CHALLENGE
Every line below is to be copied exactly, with the pictures left out.

DATA
☆ ☆ ☆ ☆ ☆ ☆ ☆
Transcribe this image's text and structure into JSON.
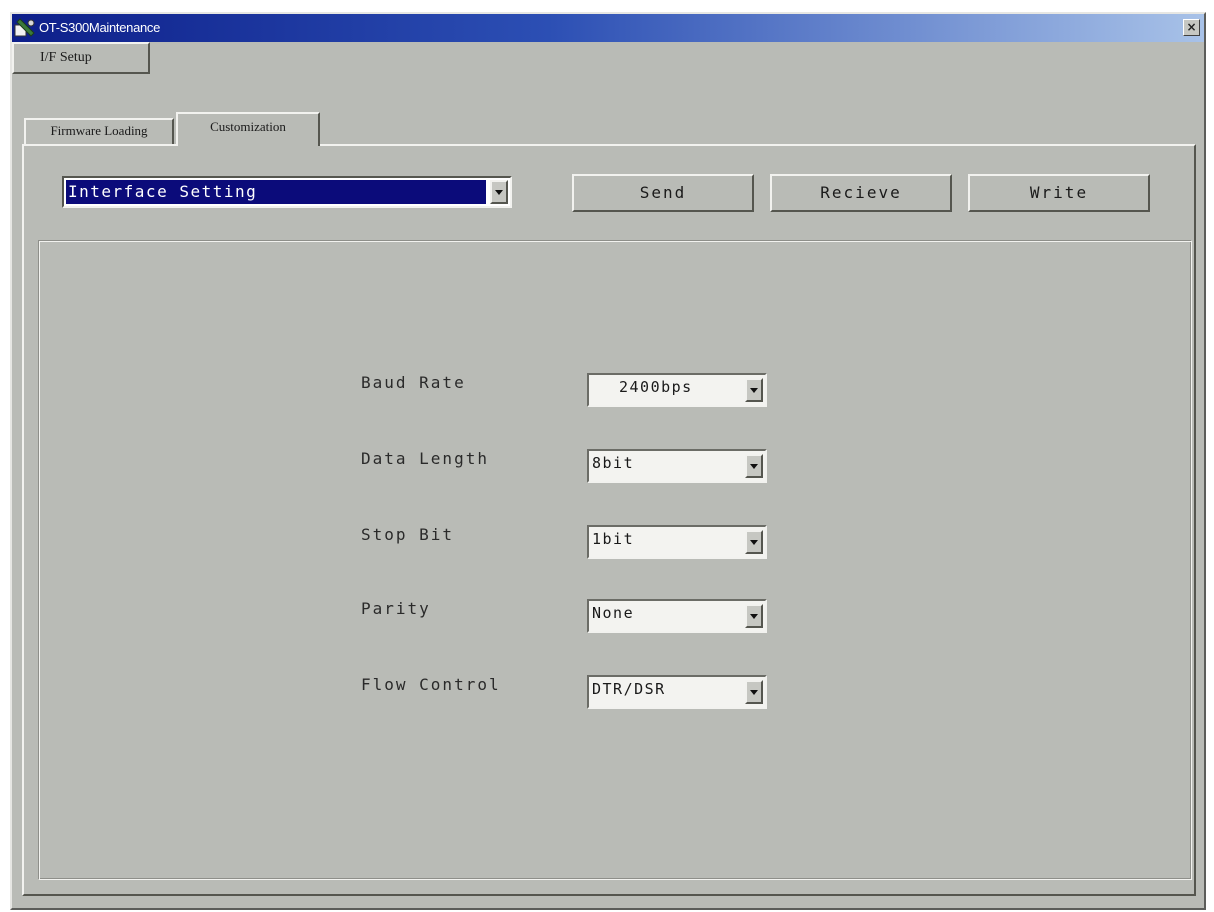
{
  "window": {
    "title": "OT-S300Maintenance",
    "close_label": "×"
  },
  "toolbar": {
    "if_setup_label": "I/F Setup"
  },
  "tabs": [
    {
      "label": "Firmware Loading",
      "selected": false
    },
    {
      "label": "Customization",
      "selected": true
    }
  ],
  "customization": {
    "category_value": "Interface Setting",
    "send_label": "Send",
    "recieve_label": "Recieve",
    "write_label": "Write",
    "fields": [
      {
        "label": "Baud Rate",
        "value": "2400bps"
      },
      {
        "label": "Data Length",
        "value": "8bit"
      },
      {
        "label": "Stop Bit",
        "value": "1bit"
      },
      {
        "label": "Parity",
        "value": "None"
      },
      {
        "label": "Flow Control",
        "value": "DTR/DSR"
      }
    ]
  },
  "colors": {
    "window_face": "#b9bbb6",
    "title_gradient_start": "#0d1f8a",
    "title_gradient_end": "#a8c2e8",
    "selection": "#0b0b7a"
  }
}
☆ ☆ ☆ ☆ ☆ ☆ ☆
ANSWER IN FULL
Transcribe this image's text and structure into JSON.
{
  "window": {
    "title": "OT-S300Maintenance",
    "close_label": "×"
  },
  "toolbar": {
    "if_setup_label": "I/F Setup"
  },
  "tabs": [
    {
      "label": "Firmware Loading",
      "selected": false
    },
    {
      "label": "Customization",
      "selected": true
    }
  ],
  "customization": {
    "category_value": "Interface Setting",
    "send_label": "Send",
    "recieve_label": "Recieve",
    "write_label": "Write",
    "fields": [
      {
        "label": "Baud Rate",
        "value": "2400bps"
      },
      {
        "label": "Data Length",
        "value": "8bit"
      },
      {
        "label": "Stop Bit",
        "value": "1bit"
      },
      {
        "label": "Parity",
        "value": "None"
      },
      {
        "label": "Flow Control",
        "value": "DTR/DSR"
      }
    ]
  },
  "colors": {
    "window_face": "#b9bbb6",
    "title_gradient_start": "#0d1f8a",
    "title_gradient_end": "#a8c2e8",
    "selection": "#0b0b7a"
  }
}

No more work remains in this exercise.